* _Objective_
Scan the following material for the string "бешенству" and copy each line in which it appears.

* _Extracted information_
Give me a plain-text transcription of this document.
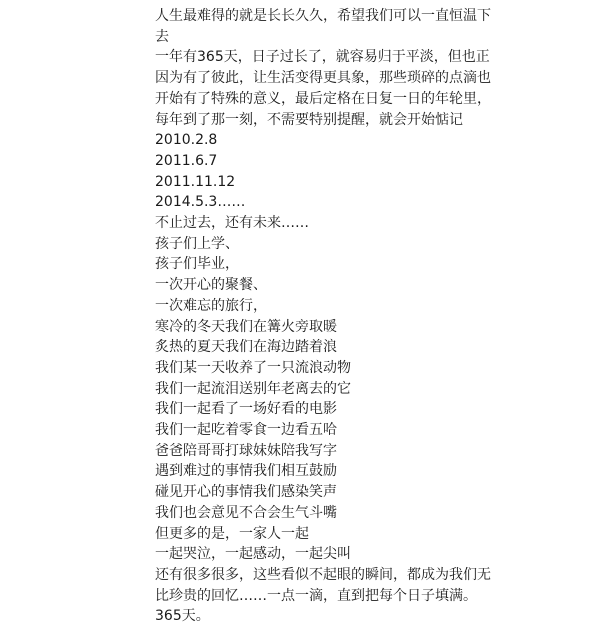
人生最难得的就是长长久久，希望我们可以一直恒温下

去

一年有365天，日子过长了，就容易归于平淡，但也正

因为有了彼此，让生活变得更具象，那些琐碎的点滴也

开始有了特殊的意义，最后定格在日复一日的年轮里，

每年到了那一刻，不需要特别提醒，就会开始惦记

2010.2.8

2011.6.7

2011.11.12

2014.5.3……

不止过去，还有未来……

孩子们上学、

孩子们毕业，

一次开心的聚餐、

一次难忘的旅行，

寒冷的冬天我们在篝火旁取暖

炙热的夏天我们在海边踏着浪

我们某一天收养了一只流浪动物

我们一起流泪送别年老离去的它

我们一起看了一场好看的电影

我们一起吃着零食一边看五哈

爸爸陪哥哥打球妹妹陪我写字

遇到难过的事情我们相互鼓励

碰见开心的事情我们感染笑声

我们也会意见不合会生气斗嘴

但更多的是，一家人一起

一起哭泣，一起感动，一起尖叫

还有很多很多，这些看似不起眼的瞬间，都成为我们无

比珍贵的回忆……一点一滴，直到把每个日子填满。

365天。
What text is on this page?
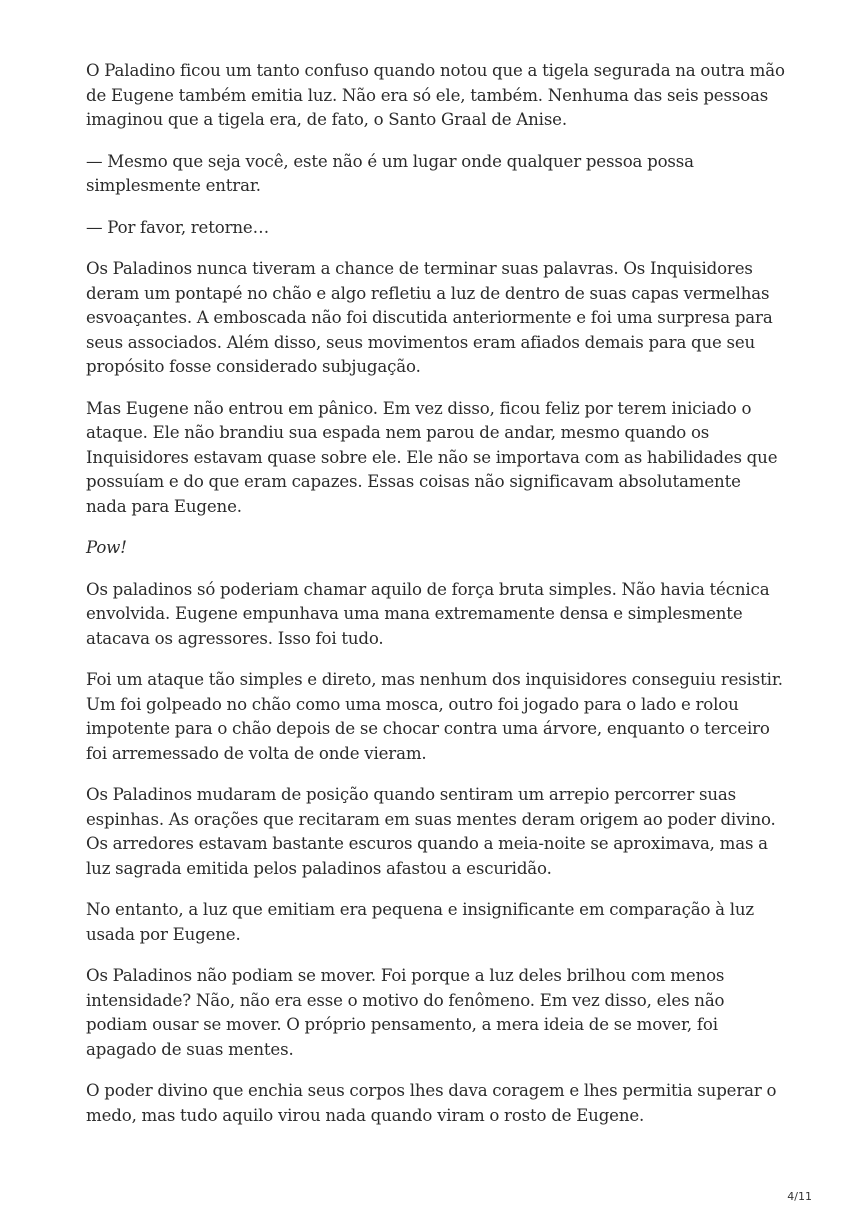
O Paladino ficou um tanto confuso quando notou que a tigela segurada na outra mão de Eugene também emitia luz. Não era só ele, também. Nenhuma das seis pessoas imaginou que a tigela era, de fato, o Santo Graal de Anise.

— Mesmo que seja você, este não é um lugar onde qualquer pessoa possa simplesmente entrar.

— Por favor, retorne…

Os Paladinos nunca tiveram a chance de terminar suas palavras. Os Inquisidores deram um pontapé no chão e algo refletiu a luz de dentro de suas capas vermelhas esvoaçantes. A emboscada não foi discutida anteriormente e foi uma surpresa para seus associados. Além disso, seus movimentos eram afiados demais para que seu propósito fosse considerado subjugação.

Mas Eugene não entrou em pânico. Em vez disso, ficou feliz por terem iniciado o ataque. Ele não brandiu sua espada nem parou de andar, mesmo quando os Inquisidores estavam quase sobre ele. Ele não se importava com as habilidades que possuíam e do que eram capazes. Essas coisas não significavam absolutamente nada para Eugene.

Pow!

Os paladinos só poderiam chamar aquilo de força bruta simples. Não havia técnica envolvida. Eugene empunhava uma mana extremamente densa e simplesmente atacava os agressores. Isso foi tudo.

Foi um ataque tão simples e direto, mas nenhum dos inquisidores conseguiu resistir. Um foi golpeado no chão como uma mosca, outro foi jogado para o lado e rolou impotente para o chão depois de se chocar contra uma árvore, enquanto o terceiro foi arremessado de volta de onde vieram.

Os Paladinos mudaram de posição quando sentiram um arrepio percorrer suas espinhas. As orações que recitaram em suas mentes deram origem ao poder divino. Os arredores estavam bastante escuros quando a meia-noite se aproximava, mas a luz sagrada emitida pelos paladinos afastou a escuridão.

No entanto, a luz que emitiam era pequena e insignificante em comparação à luz usada por Eugene.

Os Paladinos não podiam se mover. Foi porque a luz deles brilhou com menos intensidade? Não, não era esse o motivo do fenômeno. Em vez disso, eles não podiam ousar se mover. O próprio pensamento, a mera ideia de se mover, foi apagado de suas mentes.

O poder divino que enchia seus corpos lhes dava coragem e lhes permitia superar o medo, mas tudo aquilo virou nada quando viram o rosto de Eugene.

4/11
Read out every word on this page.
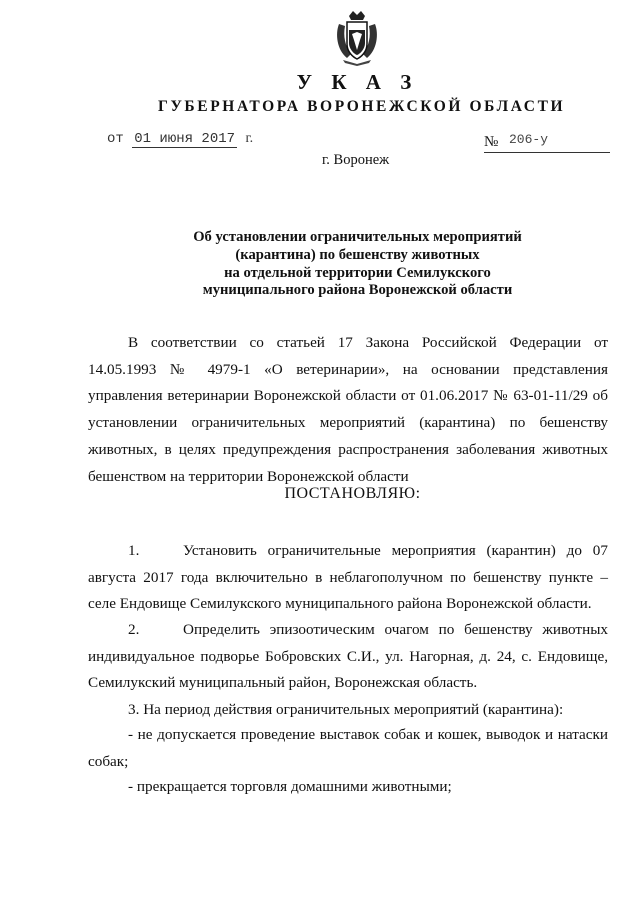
У К А З
ГУБЕРНАТОРА ВОРОНЕЖСКОЙ ОБЛАСТИ
от 01 июня 2017 г.	№ 206-у
г. Воронеж
Об установлении ограничительных мероприятий
(карантина) по бешенству животных
на отдельной территории Семилукского
муниципального района Воронежской области
В соответствии со статьей 17 Закона Российской Федерации от 14.05.1993 № 4979-1 «О ветеринарии», на основании представления управления ветеринарии Воронежской области от 01.06.2017 № 63-01-11/29 об установлении ограничительных мероприятий (карантина) по бешенству животных, в целях предупреждения распространения заболевания животных бешенством на территории Воронежской области
ПОСТАНОВЛЯЮ:
1.	Установить ограничительные мероприятия (карантин) до 07 августа 2017 года включительно в неблагополучном по бешенству пункте – селе Ендовище Семилукского муниципального района Воронежской области.
2.	Определить эпизоотическим очагом по бешенству животных индивидуальное подворье Бобровских С.И., ул. Нагорная, д. 24, с. Ендовище, Семилукский муниципальный район, Воронежская область.
3. На период действия ограничительных мероприятий (карантина):
- не допускается проведение выставок собак и кошек, выводок и натаски собак;
- прекращается торговля домашними животными;
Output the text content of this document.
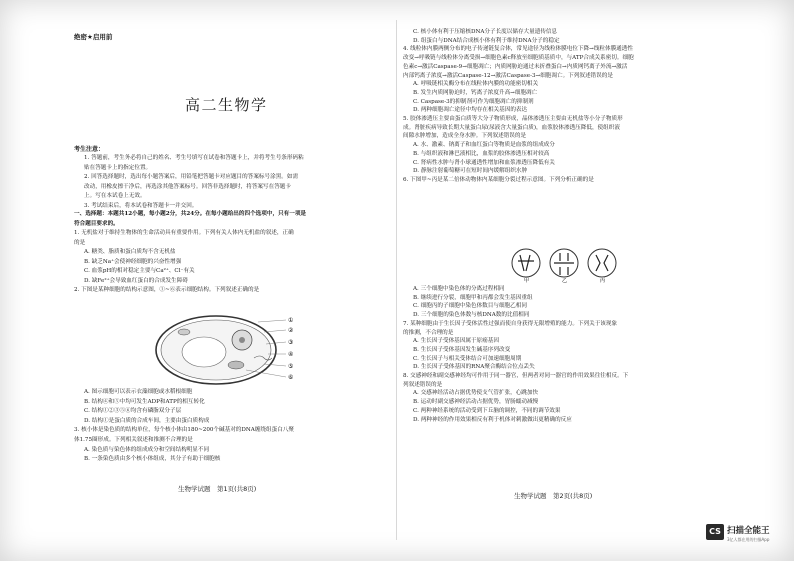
绝密★启用前
高二生物学
考生注意：
1. 答题前，考生务必将自己的姓名、考生号填写在试卷和答题卡上，并将考生号条形码粘
贴在答题卡上的指定位置。
2. 回答选择题时，选出每小题答案后，用铅笔把答题卡对应题目的答案标号涂黑。如需
改动，用橡皮擦干净后，再选涂其他答案标号。回答非选择题时，将答案写在答题卡
上。写在本试卷上无效。
3. 考试结束后，将本试卷和答题卡一并交回。
一、选择题：本题共12小题，每小题2分，共24分。在每小题给出的四个选项中，只有一项是
符合题目要求的。
1. 无机盐对于维持生物体的生命活动具有重要作用。下列有关人体内无机盐的叙述，正确
的是
A. 糖类、脂质和蛋白质均不含无机盐
B. 缺乏Na⁺会使神经细胞的兴奋性增强
C. 血浆pH的相对稳定主要与Ca²⁺、Cl⁻有关
D. 缺Fe²⁺会导致血红蛋白的合成发生障碍
2. 下图是某种细胞的结构示意图，①~⑥表示细胞结构。下列叙述正确的是
①
②
③
④
⑤
⑥
A. 图示细胞可以表示衣藻细胞或水稻根细胞
B. 结构④和⑤中均可发生ADP和ATP的相互转化
C. 结构①②③⑤⑥均含有磷脂双分子层
D. 结构①是蛋白质的合成车间，主要由蛋白质构成
3. 核小体是染色质的结构单位，每个核小体由180~200个碱基对的DNA缠绕组蛋白八聚
体1.75圈形成。下列相关叙述和推测不合理的是
A. 染色质与染色体的组成成分和空间结构明显不同
B. 一条染色质由多个核小体组成，其分子有助于细胞核
生物学试题　第1页(共8页)
C. 核小体有利于压缩核DNA分子长度以储存大量遗传信息
D. 组蛋白与DNA结合成核小体有利于维持DNA分子的稳定
4. 线粒体内膜两侧分布的电子传递链复合体，常见途径为线粒体膜电位下降→线粒体膜通透性
改变→呼吸链与线粒体分离受损→细胞色素c释放至细胞质基质中，与ATP合成关系密切。细胞
色素c→激活Caspase-9→细胞凋亡；内质网胁迫通过未折叠蛋白→内质网钙离子外流→激活
内部钙离子浓度→激活Caspase-12→激活Caspase-3→细胞凋亡。下列叙述错误的是
A. 呼吸链相关酶分布在线粒体内膜的功能密切相关
B. 发生内质网胁迫时，钙离子浓度升高→细胞凋亡
C. Caspase-3的抑制剂可作为细胞凋亡的抑制剂
D. 两种细胞凋亡途径中均存在相关基因的表达
5. 胶体渗透压主要由蛋白质等大分子物质形成，晶体渗透压主要由无机盐等小分子物质形
成。肾脏疾病导致长期大量蛋白尿(尿液含大量蛋白质)，血浆胶体渗透压降低，使组织液
间隙水肿增加，造成全身水肿。下列叙述错误的是
A. 水、激素、钠离子和血红蛋白等物质是血浆的组成成分
B. 与组织液和淋巴液相比，血浆的胶体渗透压相对较高
C. 肾病性水肿与肾小球通透性增加和血浆渗透压降低有关
D. 静脉注射葡萄糖可在短时间内缓解组织水肿
6. 下图甲~丙是某二倍体动物体内某细胞分裂过程示意图。下列分析正确的是
甲	乙	丙
A. 三个细胞中染色体的分离过程相同
B. 继续进行分裂，细胞甲和丙都会发生基因重组
C. 细胞丙的子细胞中染色体数目与细胞乙相同
D. 三个细胞的染色体数与核DNA数的比值相同
7. 某种细胞由于生长因子受体活性过强而使自身获得无限增殖的能力。下列关于该现象
的推测，不合理的是
A. 生长因子受体基因属于原癌基因
B. 生长因子受体基因发生碱基序列改变
C. 生长因子与相关受体结合可加速细胞周期
D. 生长因子受体基因的RNA聚合酶结合位点丢失
8. 交感神经和副交感神经均可作用于同一器官，但两者对同一器官的作用效果往往相反。下
列叙述错误的是
A. 交感神经活动占据优势使支气管扩张，心跳加快
B. 运动时副交感神经活动占据优势，胃肠蠕动减慢
C. 两种神经系统的活动受到下丘脑的调控，不同的调节效果
D. 两种神经的作用效果相反有利于机体对刺激做出更精确的反应
生物学试题　第2页(共8页)
CS 扫描全能王
3亿人都在用的扫描App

* _Final answer_
(карантина) по бешенству животных
В соответствии со статьей 17 Закона Российской Федерации от 14.05.1993 № 4979-1 «О ветеринарии», на основании представления управления ветеринарии Воронежской области от 01.06.2017 № 63-01-11/29 об установлении ограничительных мероприятий (карантина) по бешенству животных, в целях предупреждения распространения заболевания животных бешенством на территории Воронежской области
1.	Установить ограничительные мероприятия (карантин) до 07 августа 2017 года включительно в неблагополучном по бешенству пункте – селе Ендовище Семилукского муниципального района Воронежской области.
2.	Определить эпизоотическим очагом по бешенству животных индивидуальное подворье Бобровских С.И., ул. Нагорная, д. 24, с. Ендовище, Семилукский муниципальный район, Воронежская область.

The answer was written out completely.